(Excerpts from a transcription dataset)

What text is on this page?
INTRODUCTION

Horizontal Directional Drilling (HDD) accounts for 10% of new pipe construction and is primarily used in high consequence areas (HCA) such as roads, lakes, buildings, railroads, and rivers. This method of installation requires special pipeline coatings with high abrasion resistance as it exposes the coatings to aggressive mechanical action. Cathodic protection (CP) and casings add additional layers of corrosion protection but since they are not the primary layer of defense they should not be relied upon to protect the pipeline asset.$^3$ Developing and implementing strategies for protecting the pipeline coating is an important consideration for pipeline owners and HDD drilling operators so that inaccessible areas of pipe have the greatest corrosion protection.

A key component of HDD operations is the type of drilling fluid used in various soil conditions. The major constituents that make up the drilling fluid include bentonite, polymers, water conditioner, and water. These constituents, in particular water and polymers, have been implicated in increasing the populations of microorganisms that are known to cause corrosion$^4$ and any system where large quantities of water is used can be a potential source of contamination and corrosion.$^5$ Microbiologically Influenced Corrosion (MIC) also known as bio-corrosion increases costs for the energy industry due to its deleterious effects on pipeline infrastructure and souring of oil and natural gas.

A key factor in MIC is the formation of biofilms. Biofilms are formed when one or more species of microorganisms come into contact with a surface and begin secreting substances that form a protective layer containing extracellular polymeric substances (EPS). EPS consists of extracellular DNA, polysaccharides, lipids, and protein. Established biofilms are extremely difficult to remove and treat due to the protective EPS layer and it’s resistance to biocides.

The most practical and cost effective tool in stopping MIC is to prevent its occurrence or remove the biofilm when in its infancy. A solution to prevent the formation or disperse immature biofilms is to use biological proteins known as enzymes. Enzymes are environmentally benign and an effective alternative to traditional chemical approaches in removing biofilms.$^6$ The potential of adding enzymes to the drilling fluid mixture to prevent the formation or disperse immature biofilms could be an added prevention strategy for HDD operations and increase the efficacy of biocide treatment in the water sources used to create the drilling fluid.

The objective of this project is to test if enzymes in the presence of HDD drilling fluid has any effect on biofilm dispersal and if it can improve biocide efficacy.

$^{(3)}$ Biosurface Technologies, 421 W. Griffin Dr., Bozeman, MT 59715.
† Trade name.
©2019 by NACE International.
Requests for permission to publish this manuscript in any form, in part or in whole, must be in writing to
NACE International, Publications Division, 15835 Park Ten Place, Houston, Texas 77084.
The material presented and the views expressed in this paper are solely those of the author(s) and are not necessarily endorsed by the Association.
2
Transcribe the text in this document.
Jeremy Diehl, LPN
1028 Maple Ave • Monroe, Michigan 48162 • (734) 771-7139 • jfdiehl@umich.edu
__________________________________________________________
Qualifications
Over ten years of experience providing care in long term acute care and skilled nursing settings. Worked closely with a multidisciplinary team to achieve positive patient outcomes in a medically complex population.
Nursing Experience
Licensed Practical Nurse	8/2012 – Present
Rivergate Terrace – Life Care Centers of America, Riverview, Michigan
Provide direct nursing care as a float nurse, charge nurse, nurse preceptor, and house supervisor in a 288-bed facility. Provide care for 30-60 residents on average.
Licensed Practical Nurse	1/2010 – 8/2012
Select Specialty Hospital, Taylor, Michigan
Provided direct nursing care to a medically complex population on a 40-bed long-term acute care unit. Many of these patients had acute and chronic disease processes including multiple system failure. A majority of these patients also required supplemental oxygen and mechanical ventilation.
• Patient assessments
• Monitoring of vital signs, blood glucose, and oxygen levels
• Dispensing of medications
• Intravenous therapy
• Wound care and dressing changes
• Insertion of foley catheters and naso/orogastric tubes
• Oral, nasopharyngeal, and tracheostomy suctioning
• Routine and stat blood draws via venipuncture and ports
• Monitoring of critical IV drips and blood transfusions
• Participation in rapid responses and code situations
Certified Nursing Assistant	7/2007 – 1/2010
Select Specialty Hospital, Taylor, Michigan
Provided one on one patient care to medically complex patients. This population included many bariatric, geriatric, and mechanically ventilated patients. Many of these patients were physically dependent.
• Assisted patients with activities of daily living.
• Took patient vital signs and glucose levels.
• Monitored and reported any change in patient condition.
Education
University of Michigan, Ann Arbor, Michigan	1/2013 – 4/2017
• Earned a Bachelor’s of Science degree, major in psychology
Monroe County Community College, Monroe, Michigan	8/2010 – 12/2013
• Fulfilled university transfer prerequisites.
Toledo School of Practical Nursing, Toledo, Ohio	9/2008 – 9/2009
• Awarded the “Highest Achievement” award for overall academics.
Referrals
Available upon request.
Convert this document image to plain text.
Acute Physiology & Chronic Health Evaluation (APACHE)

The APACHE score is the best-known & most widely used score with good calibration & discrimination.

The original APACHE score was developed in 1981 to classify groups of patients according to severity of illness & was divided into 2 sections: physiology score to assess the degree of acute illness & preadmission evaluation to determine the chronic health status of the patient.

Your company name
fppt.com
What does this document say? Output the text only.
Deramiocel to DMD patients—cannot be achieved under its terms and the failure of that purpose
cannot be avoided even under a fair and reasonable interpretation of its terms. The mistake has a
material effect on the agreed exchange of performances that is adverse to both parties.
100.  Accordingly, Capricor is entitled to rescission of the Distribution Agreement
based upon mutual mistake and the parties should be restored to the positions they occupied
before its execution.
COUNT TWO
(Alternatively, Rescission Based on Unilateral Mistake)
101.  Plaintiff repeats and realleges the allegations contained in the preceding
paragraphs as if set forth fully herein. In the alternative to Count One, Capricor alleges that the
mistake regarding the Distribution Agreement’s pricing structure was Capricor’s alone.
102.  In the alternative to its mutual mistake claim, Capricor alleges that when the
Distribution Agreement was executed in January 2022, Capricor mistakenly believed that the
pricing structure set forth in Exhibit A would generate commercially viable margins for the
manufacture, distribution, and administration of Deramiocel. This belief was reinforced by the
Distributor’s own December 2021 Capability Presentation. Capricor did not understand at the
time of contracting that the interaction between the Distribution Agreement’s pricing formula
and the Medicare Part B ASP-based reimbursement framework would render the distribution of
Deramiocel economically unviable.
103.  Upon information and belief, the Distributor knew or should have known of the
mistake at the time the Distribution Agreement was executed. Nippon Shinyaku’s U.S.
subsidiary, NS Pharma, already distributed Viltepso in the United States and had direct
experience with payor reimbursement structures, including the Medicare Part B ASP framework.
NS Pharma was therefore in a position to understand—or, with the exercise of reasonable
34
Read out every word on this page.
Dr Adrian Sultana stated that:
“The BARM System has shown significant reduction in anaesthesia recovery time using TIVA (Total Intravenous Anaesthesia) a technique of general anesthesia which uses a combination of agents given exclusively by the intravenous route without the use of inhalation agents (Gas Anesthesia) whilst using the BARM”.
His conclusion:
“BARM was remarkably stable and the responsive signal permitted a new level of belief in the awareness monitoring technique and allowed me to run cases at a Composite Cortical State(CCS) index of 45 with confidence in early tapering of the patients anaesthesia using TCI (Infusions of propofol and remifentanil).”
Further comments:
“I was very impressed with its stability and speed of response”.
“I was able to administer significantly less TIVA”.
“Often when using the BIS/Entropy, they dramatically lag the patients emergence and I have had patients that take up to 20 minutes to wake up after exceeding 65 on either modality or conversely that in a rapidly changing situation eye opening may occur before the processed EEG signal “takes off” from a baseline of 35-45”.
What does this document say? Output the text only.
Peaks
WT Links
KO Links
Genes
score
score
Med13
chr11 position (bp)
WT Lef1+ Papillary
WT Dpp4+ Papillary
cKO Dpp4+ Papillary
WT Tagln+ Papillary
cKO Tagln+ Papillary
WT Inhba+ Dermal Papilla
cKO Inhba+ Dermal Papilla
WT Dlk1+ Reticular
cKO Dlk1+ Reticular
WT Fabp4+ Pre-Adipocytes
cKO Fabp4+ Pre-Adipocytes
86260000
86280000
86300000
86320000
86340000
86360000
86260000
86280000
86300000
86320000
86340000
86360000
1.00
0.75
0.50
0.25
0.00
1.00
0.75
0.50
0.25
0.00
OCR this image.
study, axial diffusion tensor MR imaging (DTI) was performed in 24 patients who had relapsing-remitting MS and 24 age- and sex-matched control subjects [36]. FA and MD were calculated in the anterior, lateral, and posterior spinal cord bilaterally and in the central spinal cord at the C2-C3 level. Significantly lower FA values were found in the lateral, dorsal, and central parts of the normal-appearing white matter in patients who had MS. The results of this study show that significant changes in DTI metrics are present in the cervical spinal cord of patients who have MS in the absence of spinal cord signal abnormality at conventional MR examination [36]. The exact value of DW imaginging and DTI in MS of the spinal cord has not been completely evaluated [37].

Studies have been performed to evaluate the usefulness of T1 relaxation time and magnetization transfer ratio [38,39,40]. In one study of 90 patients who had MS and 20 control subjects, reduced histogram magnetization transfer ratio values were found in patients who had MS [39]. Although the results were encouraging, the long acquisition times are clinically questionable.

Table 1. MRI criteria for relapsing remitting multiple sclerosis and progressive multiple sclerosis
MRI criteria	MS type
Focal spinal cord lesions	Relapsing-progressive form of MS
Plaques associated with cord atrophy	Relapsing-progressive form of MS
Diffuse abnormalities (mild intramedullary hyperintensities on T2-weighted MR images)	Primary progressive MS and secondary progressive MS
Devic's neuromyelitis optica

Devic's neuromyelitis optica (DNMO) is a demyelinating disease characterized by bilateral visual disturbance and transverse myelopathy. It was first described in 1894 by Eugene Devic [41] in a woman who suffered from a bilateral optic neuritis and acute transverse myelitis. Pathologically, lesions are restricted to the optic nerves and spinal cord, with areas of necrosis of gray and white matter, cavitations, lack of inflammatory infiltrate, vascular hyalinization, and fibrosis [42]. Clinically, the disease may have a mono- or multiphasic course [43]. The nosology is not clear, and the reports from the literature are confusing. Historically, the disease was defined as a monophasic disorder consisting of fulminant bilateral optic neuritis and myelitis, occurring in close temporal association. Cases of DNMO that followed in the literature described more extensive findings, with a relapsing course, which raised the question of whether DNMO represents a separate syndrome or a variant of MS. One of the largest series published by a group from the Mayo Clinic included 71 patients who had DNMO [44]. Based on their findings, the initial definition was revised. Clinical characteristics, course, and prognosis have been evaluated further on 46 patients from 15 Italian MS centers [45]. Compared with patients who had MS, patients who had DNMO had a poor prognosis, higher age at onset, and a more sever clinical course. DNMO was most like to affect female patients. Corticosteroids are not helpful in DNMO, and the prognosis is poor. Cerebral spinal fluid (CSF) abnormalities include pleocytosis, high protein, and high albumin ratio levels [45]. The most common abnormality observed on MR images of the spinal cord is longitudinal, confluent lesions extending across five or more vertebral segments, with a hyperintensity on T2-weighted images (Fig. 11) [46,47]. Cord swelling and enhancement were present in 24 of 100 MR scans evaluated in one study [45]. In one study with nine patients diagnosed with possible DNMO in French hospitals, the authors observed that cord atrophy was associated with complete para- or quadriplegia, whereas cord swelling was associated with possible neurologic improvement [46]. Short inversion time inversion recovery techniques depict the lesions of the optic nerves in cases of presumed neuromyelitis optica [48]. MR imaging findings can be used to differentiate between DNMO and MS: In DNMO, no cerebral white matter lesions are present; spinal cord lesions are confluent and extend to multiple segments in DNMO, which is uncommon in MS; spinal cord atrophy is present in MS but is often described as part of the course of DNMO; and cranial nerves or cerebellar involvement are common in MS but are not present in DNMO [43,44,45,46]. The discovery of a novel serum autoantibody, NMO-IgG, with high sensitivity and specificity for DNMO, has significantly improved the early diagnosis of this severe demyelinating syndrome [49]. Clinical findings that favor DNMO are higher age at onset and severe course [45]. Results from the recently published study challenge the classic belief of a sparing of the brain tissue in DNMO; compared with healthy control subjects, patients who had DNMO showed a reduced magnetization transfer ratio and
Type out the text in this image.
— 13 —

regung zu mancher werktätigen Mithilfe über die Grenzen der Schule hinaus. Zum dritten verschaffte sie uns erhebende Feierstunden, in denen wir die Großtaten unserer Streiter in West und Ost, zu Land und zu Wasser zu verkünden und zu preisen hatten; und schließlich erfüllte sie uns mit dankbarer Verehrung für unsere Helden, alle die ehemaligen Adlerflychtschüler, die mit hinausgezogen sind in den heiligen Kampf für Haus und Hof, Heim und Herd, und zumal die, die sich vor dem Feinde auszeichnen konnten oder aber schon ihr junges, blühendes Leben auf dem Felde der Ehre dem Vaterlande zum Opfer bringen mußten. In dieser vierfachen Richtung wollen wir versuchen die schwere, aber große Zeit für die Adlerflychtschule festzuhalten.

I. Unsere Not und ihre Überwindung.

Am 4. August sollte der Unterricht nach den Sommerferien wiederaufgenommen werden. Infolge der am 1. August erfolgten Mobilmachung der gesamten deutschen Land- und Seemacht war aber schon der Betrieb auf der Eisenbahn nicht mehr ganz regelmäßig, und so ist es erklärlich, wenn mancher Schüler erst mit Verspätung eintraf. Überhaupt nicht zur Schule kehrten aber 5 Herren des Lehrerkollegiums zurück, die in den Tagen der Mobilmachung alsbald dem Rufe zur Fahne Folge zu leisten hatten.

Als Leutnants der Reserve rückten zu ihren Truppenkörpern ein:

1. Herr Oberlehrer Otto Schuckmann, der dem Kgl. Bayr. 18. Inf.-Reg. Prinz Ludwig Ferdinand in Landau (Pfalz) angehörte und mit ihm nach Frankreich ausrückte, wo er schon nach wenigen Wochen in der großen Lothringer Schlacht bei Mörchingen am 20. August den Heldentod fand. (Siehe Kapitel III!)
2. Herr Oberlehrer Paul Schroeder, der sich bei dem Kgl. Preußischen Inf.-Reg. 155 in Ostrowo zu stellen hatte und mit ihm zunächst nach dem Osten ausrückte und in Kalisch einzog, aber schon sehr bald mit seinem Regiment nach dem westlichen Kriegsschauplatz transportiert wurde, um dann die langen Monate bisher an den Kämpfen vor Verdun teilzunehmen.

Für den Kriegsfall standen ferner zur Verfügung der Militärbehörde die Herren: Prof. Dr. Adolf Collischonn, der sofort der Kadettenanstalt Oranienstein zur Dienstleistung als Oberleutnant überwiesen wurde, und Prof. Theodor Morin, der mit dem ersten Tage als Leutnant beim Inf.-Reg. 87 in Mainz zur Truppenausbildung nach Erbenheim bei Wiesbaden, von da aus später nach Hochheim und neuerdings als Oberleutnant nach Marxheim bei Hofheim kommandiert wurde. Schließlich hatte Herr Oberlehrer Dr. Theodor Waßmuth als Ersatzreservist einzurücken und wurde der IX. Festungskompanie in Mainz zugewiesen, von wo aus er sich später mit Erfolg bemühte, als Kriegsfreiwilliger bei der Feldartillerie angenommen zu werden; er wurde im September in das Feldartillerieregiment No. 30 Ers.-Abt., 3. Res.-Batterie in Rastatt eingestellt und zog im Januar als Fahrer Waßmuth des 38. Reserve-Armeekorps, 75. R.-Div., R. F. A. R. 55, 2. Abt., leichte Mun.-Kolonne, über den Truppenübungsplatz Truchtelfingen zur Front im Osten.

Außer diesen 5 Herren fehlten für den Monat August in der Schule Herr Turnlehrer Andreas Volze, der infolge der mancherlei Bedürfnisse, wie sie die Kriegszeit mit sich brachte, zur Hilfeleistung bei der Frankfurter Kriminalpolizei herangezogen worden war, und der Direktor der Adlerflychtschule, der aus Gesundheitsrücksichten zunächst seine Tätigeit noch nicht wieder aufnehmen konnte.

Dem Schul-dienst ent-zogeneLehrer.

Problem to solve
For every line above that holds the word "Many", report the whole line.

Solution for this exercise
Provided direct nursing care to a medically complex population on a 40-bed long-term acute care unit. Many of these patients had acute and chronic disease processes including multiple system failure. A majority of these patients also required supplemental oxygen and mechanical ventilation.
Provided one on one patient care to medically complex patients. This population included many bariatric, geriatric, and mechanically ventilated patients. Many of these patients were physically dependent.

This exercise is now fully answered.